### Exercise
Repeat the records below exactly, leaving out any pictures.

### Available data
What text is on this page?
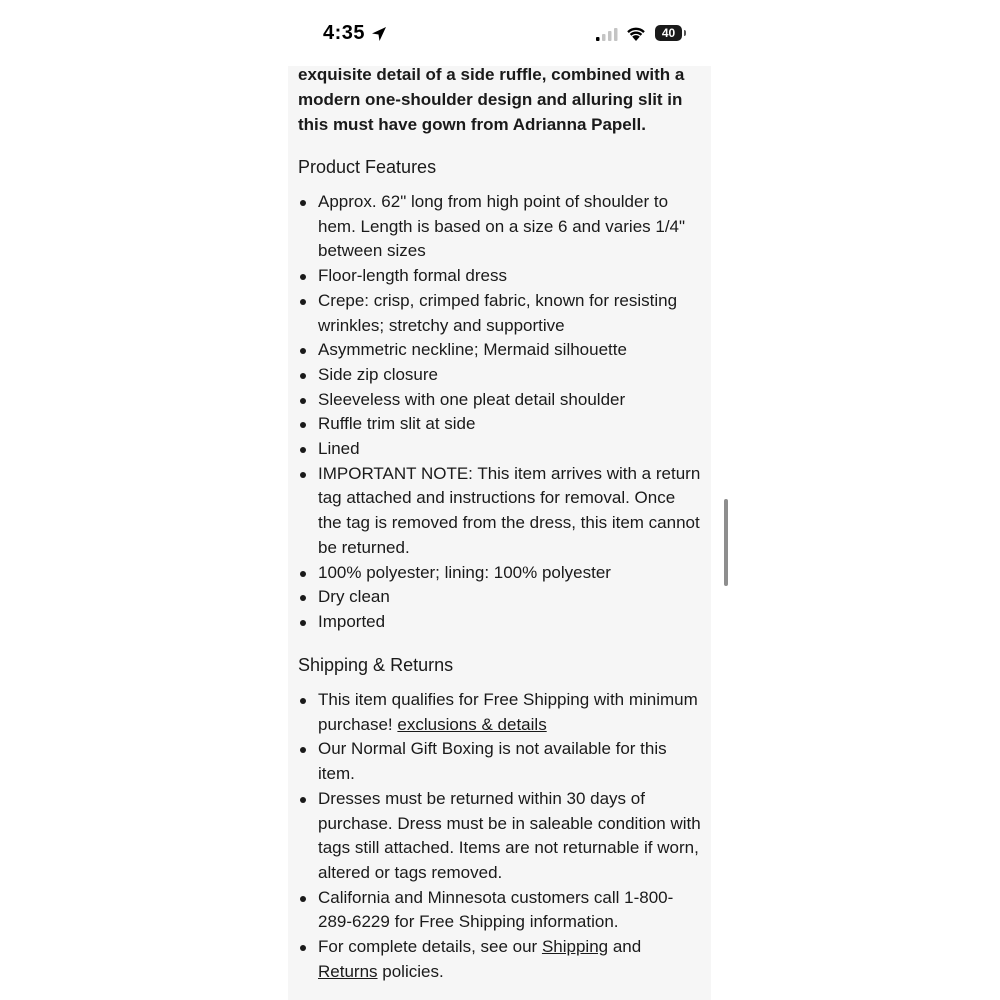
4:35	40

exquisite detail of a side ruffle, combined with a modern one-shoulder design and alluring slit in this must have gown from Adrianna Papell.

Product Features
Approx. 62" long from high point of shoulder to hem. Length is based on a size 6 and varies 1/4" between sizes
Floor-length formal dress
Crepe: crisp, crimped fabric, known for resisting wrinkles; stretchy and supportive
Asymmetric neckline; Mermaid silhouette
Side zip closure
Sleeveless with one pleat detail shoulder
Ruffle trim slit at side
Lined
IMPORTANT NOTE: This item arrives with a return tag attached and instructions for removal. Once the tag is removed from the dress, this item cannot be returned.
100% polyester; lining: 100% polyester
Dry clean
Imported
Shipping & Returns
This item qualifies for Free Shipping with minimum purchase! exclusions & details
Our Normal Gift Boxing is not available for this item.
Dresses must be returned within 30 days of purchase. Dress must be in saleable condition with tags still attached. Items are not returnable if worn, altered or tags removed.
California and Minnesota customers call 1-800-289-6229 for Free Shipping information.
For complete details, see our Shipping and Returns policies.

### Exercise output
What text is on this page?
4:35	40

exquisite detail of a side ruffle, combined with a modern one-shoulder design and alluring slit in this must have gown from Adrianna Papell.

Product Features
Approx. 62" long from high point of shoulder to hem. Length is based on a size 6 and varies 1/4" between sizes
Floor-length formal dress
Crepe: crisp, crimped fabric, known for resisting wrinkles; stretchy and supportive
Asymmetric neckline; Mermaid silhouette
Side zip closure
Sleeveless with one pleat detail shoulder
Ruffle trim slit at side
Lined
IMPORTANT NOTE: This item arrives with a return tag attached and instructions for removal. Once the tag is removed from the dress, this item cannot be returned.
100% polyester; lining: 100% polyester
Dry clean
Imported
Shipping & Returns
This item qualifies for Free Shipping with minimum purchase! exclusions & details
Our Normal Gift Boxing is not available for this item.
Dresses must be returned within 30 days of purchase. Dress must be in saleable condition with tags still attached. Items are not returnable if worn, altered or tags removed.
California and Minnesota customers call 1-800-289-6229 for Free Shipping information.
For complete details, see our Shipping and Returns policies.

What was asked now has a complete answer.